◆ Work instructions ◆
Repeat the lines of the records verbatim, starting at the line that contains "file-row[interactable]: TestRoot(1) 12/6/2024" and ending at the line that contains "up-button[interactable] — [288, 201, 308, 221]", with both of those lines included.

◆ Layout records ◆
*****
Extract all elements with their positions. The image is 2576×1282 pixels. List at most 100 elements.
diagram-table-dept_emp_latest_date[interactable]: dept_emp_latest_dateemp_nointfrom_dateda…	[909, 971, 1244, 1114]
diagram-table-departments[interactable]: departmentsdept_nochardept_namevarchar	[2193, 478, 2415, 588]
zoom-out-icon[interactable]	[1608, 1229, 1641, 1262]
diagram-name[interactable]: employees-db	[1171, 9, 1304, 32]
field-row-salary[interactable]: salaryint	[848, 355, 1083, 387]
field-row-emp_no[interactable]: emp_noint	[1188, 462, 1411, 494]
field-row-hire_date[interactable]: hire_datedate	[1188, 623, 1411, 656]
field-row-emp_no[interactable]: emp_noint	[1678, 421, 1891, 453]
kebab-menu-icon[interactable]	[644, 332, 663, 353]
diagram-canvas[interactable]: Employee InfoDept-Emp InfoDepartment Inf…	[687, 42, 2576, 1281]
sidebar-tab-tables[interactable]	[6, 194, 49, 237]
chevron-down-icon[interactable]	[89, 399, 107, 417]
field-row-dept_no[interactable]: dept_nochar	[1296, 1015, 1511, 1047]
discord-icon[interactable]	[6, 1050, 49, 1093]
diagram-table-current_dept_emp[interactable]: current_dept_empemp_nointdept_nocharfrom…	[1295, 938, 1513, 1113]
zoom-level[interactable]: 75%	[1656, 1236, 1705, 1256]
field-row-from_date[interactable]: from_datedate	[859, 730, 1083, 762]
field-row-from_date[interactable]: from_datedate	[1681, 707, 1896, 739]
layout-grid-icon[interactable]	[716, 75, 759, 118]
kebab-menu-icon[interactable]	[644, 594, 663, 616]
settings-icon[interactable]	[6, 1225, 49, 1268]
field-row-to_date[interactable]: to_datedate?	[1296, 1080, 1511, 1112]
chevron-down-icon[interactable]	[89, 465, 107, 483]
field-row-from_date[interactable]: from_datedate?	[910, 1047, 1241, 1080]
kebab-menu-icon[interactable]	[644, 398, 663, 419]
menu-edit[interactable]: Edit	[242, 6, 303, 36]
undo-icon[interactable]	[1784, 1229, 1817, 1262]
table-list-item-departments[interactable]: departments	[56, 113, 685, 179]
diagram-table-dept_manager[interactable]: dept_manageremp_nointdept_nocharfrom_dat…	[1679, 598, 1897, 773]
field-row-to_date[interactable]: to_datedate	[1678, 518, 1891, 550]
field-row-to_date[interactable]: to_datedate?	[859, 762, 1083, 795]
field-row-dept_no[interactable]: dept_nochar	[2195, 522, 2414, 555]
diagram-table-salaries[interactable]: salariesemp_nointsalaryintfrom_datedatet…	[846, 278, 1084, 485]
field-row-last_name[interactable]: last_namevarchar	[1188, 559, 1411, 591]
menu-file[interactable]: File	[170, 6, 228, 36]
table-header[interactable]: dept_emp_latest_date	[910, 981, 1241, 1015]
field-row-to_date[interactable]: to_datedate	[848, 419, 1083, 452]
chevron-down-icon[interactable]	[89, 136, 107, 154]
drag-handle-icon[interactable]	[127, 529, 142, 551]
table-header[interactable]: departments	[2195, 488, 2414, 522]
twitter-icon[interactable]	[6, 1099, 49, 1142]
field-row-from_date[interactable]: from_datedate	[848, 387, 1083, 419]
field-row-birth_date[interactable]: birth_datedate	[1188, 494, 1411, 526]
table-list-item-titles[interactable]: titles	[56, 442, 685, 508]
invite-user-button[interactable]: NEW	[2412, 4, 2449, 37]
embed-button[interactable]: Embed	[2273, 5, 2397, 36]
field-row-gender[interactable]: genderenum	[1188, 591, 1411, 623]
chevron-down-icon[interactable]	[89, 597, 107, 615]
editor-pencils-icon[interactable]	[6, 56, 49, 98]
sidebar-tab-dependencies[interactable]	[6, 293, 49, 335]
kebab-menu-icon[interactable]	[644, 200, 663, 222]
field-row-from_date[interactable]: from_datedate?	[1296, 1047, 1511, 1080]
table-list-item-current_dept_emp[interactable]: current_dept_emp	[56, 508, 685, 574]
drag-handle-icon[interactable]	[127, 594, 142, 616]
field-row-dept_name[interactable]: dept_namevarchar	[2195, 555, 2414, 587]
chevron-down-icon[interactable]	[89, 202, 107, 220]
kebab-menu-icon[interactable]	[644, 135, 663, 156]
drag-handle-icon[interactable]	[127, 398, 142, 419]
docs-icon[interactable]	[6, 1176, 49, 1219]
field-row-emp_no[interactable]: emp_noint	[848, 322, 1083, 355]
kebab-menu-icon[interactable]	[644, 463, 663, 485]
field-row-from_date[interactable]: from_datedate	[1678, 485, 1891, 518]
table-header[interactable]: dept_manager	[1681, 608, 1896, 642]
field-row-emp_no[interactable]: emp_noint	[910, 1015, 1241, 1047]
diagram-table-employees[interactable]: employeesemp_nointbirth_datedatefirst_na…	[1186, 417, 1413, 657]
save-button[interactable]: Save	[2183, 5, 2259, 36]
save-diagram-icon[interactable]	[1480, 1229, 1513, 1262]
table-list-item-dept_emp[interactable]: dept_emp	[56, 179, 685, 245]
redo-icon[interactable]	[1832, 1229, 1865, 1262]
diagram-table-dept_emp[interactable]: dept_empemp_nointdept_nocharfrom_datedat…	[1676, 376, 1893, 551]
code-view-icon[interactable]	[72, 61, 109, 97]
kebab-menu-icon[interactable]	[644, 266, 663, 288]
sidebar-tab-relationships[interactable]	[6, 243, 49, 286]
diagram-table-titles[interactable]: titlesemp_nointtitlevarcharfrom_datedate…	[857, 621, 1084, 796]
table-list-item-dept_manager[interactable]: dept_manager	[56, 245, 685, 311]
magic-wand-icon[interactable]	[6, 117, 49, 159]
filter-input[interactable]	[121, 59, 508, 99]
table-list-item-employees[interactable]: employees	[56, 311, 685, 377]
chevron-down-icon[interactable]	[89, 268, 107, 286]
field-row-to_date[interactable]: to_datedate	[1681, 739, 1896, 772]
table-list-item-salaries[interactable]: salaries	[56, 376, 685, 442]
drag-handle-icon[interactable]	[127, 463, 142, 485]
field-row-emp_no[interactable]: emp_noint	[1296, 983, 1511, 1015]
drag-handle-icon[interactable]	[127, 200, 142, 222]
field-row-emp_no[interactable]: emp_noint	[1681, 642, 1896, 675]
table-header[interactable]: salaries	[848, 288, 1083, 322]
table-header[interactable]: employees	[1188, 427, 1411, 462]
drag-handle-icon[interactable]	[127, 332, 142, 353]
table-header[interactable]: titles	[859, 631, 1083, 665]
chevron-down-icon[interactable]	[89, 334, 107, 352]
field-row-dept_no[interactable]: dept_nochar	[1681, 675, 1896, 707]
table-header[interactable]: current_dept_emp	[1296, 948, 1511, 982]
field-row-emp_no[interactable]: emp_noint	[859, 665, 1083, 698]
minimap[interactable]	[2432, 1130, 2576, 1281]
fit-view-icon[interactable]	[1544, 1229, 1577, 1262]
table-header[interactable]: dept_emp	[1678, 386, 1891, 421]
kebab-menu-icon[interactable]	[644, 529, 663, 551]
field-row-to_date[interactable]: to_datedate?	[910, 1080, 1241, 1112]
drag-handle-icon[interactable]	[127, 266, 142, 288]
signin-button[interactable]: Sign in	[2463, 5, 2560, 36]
*****
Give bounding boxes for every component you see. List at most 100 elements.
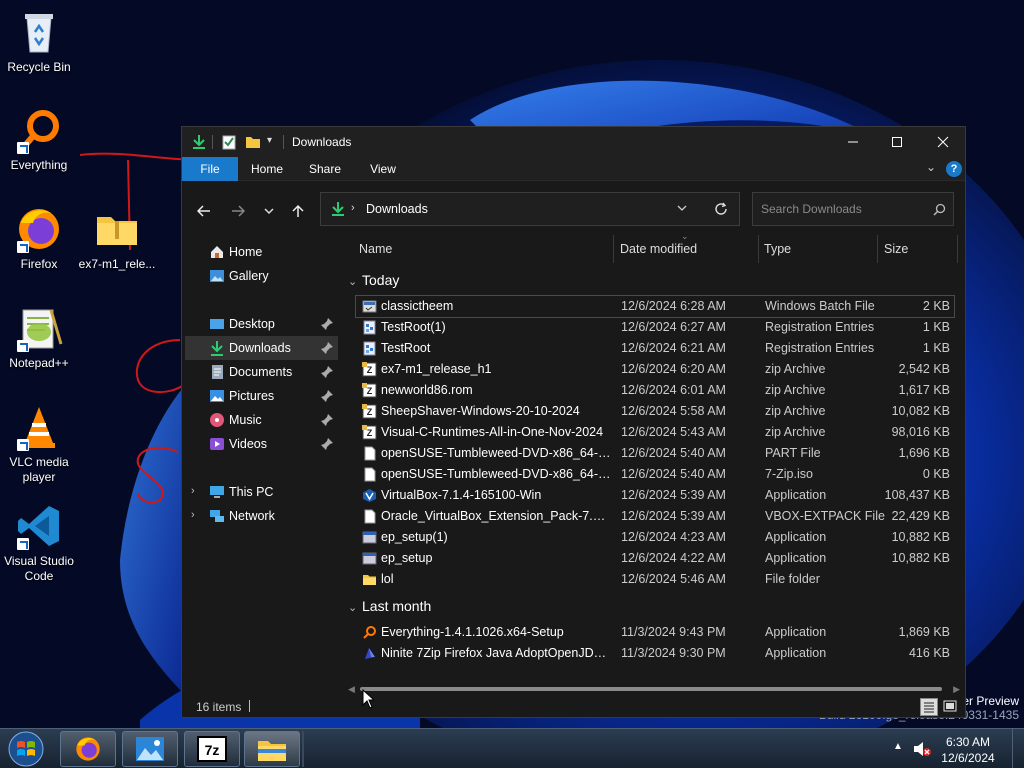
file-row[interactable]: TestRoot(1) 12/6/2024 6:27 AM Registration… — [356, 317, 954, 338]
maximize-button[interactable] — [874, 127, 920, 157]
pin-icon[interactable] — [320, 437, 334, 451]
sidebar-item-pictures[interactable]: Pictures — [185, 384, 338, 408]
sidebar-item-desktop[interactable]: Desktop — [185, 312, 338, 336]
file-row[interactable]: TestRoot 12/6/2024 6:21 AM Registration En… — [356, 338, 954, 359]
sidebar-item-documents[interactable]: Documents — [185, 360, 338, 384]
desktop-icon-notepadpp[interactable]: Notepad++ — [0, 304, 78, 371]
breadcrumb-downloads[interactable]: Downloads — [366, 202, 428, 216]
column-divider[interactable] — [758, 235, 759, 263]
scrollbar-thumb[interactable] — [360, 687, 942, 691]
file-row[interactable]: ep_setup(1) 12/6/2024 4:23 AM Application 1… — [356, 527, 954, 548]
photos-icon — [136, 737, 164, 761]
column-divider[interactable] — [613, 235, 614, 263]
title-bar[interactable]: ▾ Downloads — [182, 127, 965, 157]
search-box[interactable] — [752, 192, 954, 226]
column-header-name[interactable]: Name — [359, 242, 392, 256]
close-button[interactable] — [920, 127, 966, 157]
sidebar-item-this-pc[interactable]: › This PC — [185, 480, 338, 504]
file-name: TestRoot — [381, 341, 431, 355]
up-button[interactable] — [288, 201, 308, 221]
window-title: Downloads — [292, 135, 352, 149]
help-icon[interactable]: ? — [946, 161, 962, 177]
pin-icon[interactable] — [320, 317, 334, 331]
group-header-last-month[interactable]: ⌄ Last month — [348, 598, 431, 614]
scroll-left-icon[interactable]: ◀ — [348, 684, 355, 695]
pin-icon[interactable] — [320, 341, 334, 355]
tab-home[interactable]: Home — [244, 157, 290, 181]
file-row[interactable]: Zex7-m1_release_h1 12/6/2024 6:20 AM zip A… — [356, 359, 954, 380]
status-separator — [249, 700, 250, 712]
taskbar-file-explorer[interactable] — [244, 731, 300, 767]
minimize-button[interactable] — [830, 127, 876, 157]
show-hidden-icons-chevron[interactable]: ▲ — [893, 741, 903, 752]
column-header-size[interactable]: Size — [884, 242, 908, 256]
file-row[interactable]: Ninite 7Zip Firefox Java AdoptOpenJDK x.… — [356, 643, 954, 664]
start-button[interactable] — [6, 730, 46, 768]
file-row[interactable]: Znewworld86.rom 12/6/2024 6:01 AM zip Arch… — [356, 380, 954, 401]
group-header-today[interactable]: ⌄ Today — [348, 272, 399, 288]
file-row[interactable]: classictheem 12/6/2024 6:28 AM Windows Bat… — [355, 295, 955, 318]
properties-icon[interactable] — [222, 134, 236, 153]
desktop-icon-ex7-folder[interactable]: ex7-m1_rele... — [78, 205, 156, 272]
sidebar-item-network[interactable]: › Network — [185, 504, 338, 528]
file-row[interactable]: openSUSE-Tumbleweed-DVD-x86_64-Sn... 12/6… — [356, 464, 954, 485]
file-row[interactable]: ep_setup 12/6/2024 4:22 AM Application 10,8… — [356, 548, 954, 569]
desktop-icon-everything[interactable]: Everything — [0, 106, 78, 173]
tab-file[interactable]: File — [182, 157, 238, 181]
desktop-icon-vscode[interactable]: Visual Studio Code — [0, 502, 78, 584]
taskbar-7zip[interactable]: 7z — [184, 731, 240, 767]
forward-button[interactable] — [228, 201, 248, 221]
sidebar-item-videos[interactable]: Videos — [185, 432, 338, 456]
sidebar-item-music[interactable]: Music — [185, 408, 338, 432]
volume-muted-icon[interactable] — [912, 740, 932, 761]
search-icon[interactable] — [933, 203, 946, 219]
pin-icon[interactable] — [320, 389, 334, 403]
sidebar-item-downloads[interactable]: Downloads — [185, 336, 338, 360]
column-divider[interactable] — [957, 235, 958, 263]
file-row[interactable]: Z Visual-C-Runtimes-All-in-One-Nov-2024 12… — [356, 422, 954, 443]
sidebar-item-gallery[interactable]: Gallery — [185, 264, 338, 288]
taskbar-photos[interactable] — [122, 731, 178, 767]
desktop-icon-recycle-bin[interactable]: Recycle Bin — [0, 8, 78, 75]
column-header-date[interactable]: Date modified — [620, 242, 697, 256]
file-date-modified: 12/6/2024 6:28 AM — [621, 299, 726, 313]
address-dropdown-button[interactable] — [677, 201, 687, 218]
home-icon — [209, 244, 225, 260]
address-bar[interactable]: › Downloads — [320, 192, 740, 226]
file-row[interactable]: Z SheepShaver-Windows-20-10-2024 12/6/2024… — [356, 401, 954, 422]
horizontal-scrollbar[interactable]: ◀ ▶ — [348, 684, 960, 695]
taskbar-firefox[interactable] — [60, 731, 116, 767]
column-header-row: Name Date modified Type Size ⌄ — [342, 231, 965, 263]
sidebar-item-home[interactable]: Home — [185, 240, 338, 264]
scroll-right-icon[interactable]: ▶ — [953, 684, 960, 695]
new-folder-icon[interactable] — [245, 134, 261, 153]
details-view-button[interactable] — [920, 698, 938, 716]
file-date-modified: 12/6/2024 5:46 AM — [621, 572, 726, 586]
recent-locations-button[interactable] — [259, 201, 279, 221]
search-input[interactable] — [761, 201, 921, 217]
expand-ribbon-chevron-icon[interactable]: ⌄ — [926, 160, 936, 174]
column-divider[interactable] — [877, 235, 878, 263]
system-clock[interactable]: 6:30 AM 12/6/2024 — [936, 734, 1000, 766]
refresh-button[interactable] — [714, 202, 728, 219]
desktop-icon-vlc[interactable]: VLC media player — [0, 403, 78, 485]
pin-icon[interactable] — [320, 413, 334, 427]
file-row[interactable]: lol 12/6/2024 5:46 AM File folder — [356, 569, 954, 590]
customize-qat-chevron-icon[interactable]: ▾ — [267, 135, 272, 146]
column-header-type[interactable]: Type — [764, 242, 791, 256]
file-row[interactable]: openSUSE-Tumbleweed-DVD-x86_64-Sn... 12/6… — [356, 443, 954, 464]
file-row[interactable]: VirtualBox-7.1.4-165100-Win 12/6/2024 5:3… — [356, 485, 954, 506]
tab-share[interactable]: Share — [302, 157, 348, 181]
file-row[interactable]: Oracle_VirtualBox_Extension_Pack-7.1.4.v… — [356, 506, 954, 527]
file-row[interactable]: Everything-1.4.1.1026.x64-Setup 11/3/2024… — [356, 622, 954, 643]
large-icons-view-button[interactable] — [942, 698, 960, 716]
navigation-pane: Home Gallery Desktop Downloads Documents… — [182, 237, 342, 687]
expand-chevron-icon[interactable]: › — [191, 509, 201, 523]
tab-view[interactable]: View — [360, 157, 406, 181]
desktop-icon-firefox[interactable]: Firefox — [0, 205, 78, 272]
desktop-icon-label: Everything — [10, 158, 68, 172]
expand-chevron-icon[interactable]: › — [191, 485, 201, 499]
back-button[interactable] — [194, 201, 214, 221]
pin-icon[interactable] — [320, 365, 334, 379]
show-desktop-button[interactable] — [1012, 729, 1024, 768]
*****
◆ Task response ◆
file-row[interactable]: TestRoot(1) 12/6/2024 6:27 AM Registration… — [356, 317, 954, 338]
maximize-button[interactable] — [874, 127, 920, 157]
pin-icon[interactable] — [320, 437, 334, 451]
sidebar-item-pictures[interactable]: Pictures — [185, 384, 338, 408]
sidebar-item-desktop[interactable]: Desktop — [185, 312, 338, 336]
file-row[interactable]: TestRoot 12/6/2024 6:21 AM Registration En… — [356, 338, 954, 359]
sidebar-item-documents[interactable]: Documents — [185, 360, 338, 384]
desktop-icon-notepadpp[interactable]: Notepad++ — [0, 304, 78, 371]
breadcrumb-downloads[interactable]: Downloads — [366, 202, 428, 216]
column-divider[interactable] — [758, 235, 759, 263]
scrollbar-thumb[interactable] — [360, 687, 942, 691]
file-row[interactable]: ep_setup(1) 12/6/2024 4:23 AM Application 1… — [356, 527, 954, 548]
photos-icon — [136, 737, 164, 761]
column-divider[interactable] — [613, 235, 614, 263]
title-bar[interactable]: ▾ Downloads — [182, 127, 965, 157]
search-box[interactable] — [752, 192, 954, 226]
column-header-name[interactable]: Name — [359, 242, 392, 256]
close-button[interactable] — [920, 127, 966, 157]
sidebar-item-this-pc[interactable]: › This PC — [185, 480, 338, 504]
file-name: TestRoot — [381, 341, 431, 355]
up-button[interactable] — [288, 201, 308, 221]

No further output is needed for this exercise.